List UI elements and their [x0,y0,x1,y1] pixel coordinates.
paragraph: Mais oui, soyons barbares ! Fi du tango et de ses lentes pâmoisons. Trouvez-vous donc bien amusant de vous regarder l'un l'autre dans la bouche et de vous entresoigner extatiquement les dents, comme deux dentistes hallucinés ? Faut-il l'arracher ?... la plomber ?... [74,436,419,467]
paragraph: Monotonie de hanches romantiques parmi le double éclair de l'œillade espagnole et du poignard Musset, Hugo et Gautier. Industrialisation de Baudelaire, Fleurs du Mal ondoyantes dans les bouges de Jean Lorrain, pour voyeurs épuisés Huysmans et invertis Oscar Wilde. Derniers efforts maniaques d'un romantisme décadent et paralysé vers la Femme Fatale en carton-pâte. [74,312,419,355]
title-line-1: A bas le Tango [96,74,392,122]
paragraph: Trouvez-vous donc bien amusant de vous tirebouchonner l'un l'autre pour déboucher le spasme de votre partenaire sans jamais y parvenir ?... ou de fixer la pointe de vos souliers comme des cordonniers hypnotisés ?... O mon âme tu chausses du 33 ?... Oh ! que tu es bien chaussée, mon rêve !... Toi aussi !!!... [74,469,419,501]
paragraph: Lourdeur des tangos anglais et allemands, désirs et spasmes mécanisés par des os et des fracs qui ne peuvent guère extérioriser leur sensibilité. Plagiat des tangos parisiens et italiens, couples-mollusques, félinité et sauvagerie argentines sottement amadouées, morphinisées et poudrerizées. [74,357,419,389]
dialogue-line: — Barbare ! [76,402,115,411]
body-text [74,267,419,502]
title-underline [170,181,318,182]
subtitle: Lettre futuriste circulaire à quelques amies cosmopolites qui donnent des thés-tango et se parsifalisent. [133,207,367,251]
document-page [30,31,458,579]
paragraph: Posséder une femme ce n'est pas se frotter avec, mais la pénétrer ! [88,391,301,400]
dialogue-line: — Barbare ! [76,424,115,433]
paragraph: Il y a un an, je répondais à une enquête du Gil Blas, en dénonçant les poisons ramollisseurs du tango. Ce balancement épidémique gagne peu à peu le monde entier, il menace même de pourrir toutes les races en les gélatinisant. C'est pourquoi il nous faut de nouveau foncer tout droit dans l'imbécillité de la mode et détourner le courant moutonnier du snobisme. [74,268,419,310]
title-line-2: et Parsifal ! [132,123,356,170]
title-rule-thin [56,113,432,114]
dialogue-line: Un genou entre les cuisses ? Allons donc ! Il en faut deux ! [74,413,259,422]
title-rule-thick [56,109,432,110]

|---|

DIRECTION =>
Rewrite the material from its first line up to and including the line with "document-page [30,31,458,579]", changing "Monotonie" to "Uniformité" and leaving everything else unchanged.

TASK ANSWER =>
List UI elements and their [x0,y0,x1,y1] pixel coordinates.
paragraph: Mais oui, soyons barbares ! Fi du tango et de ses lentes pâmoisons. Trouvez-vous donc bien amusant de vous regarder l'un l'autre dans la bouche et de vous entresoigner extatiquement les dents, comme deux dentistes hallucinés ? Faut-il l'arracher ?... la plomber ?... [74,436,419,467]
paragraph: Uniformité de hanches romantiques parmi le double éclair de l'œillade espagnole et du poignard Musset, Hugo et Gautier. Industrialisation de Baudelaire, Fleurs du Mal ondoyantes dans les bouges de Jean Lorrain, pour voyeurs épuisés Huysmans et invertis Oscar Wilde. Derniers efforts maniaques d'un romantisme décadent et paralysé vers la Femme Fatale en carton-pâte. [74,312,419,355]
title-line-1: A bas le Tango [96,74,392,122]
paragraph: Trouvez-vous donc bien amusant de vous tirebouchonner l'un l'autre pour déboucher le spasme de votre partenaire sans jamais y parvenir ?... ou de fixer la pointe de vos souliers comme des cordonniers hypnotisés ?... O mon âme tu chausses du 33 ?... Oh ! que tu es bien chaussée, mon rêve !... Toi aussi !!!... [74,469,419,501]
paragraph: Lourdeur des tangos anglais et allemands, désirs et spasmes mécanisés par des os et des fracs qui ne peuvent guère extérioriser leur sensibilité. Plagiat des tangos parisiens et italiens, couples-mollusques, félinité et sauvagerie argentines sottement amadouées, morphinisées et poudrerizées. [74,357,419,389]
dialogue-line: — Barbare ! [76,402,115,411]
body-text [74,267,419,502]
title-underline [170,181,318,182]
subtitle: Lettre futuriste circulaire à quelques amies cosmopolites qui donnent des thés-tango et se parsifalisent. [133,207,367,251]
document-page [30,31,458,579]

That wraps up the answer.